Data records
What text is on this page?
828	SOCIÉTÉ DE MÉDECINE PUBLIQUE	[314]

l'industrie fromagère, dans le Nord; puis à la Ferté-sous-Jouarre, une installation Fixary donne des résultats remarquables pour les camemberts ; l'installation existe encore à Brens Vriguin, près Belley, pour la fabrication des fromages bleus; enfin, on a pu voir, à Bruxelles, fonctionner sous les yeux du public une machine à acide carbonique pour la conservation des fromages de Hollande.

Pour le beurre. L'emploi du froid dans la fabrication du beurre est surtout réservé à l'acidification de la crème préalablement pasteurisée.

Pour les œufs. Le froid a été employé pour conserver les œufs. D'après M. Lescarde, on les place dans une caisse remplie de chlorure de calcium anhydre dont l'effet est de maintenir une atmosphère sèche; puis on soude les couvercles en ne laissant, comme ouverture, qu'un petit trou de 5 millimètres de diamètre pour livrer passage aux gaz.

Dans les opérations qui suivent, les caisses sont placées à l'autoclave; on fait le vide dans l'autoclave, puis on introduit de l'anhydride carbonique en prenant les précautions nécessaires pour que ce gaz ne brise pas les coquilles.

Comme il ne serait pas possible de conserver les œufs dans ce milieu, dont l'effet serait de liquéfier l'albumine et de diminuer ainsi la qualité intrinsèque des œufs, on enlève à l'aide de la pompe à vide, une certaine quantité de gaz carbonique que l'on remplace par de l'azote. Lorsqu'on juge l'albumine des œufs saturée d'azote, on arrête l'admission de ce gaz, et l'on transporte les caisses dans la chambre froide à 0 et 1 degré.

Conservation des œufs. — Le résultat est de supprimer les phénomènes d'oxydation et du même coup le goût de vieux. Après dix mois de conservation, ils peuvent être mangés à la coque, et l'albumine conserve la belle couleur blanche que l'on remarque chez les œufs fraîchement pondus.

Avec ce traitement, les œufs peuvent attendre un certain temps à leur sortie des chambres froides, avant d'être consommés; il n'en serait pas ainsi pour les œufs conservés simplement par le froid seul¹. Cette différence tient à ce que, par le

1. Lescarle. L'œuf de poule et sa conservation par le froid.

SET TASK: Retype the listing. Match it exactly.

WRITTEN REPLY:
What text is on this page?
828	SOCIÉTÉ DE MÉDECINE PUBLIQUE	[314]

l'industrie fromagère, dans le Nord; puis à la Ferté-sous-Jouarre, une installation Fixary donne des résultats remarquables pour les camemberts ; l'installation existe encore à Brens Vriguin, près Belley, pour la fabrication des fromages bleus; enfin, on a pu voir, à Bruxelles, fonctionner sous les yeux du public une machine à acide carbonique pour la conservation des fromages de Hollande.

Pour le beurre. L'emploi du froid dans la fabrication du beurre est surtout réservé à l'acidification de la crème préalablement pasteurisée.

Pour les œufs. Le froid a été employé pour conserver les œufs. D'après M. Lescarde, on les place dans une caisse remplie de chlorure de calcium anhydre dont l'effet est de maintenir une atmosphère sèche; puis on soude les couvercles en ne laissant, comme ouverture, qu'un petit trou de 5 millimètres de diamètre pour livrer passage aux gaz.

Dans les opérations qui suivent, les caisses sont placées à l'autoclave; on fait le vide dans l'autoclave, puis on introduit de l'anhydride carbonique en prenant les précautions nécessaires pour que ce gaz ne brise pas les coquilles.

Comme il ne serait pas possible de conserver les œufs dans ce milieu, dont l'effet serait de liquéfier l'albumine et de diminuer ainsi la qualité intrinsèque des œufs, on enlève à l'aide de la pompe à vide, une certaine quantité de gaz carbonique que l'on remplace par de l'azote. Lorsqu'on juge l'albumine des œufs saturée d'azote, on arrête l'admission de ce gaz, et l'on transporte les caisses dans la chambre froide à 0 et 1 degré.

Conservation des œufs. — Le résultat est de supprimer les phénomènes d'oxydation et du même coup le goût de vieux. Après dix mois de conservation, ils peuvent être mangés à la coque, et l'albumine conserve la belle couleur blanche que l'on remarque chez les œufs fraîchement pondus.

Avec ce traitement, les œufs peuvent attendre un certain temps à leur sortie des chambres froides, avant d'être consommés; il n'en serait pas ainsi pour les œufs conservés simplement par le froid seul¹. Cette différence tient à ce que, par le

1. Lescarle. L'œuf de poule et sa conservation par le froid.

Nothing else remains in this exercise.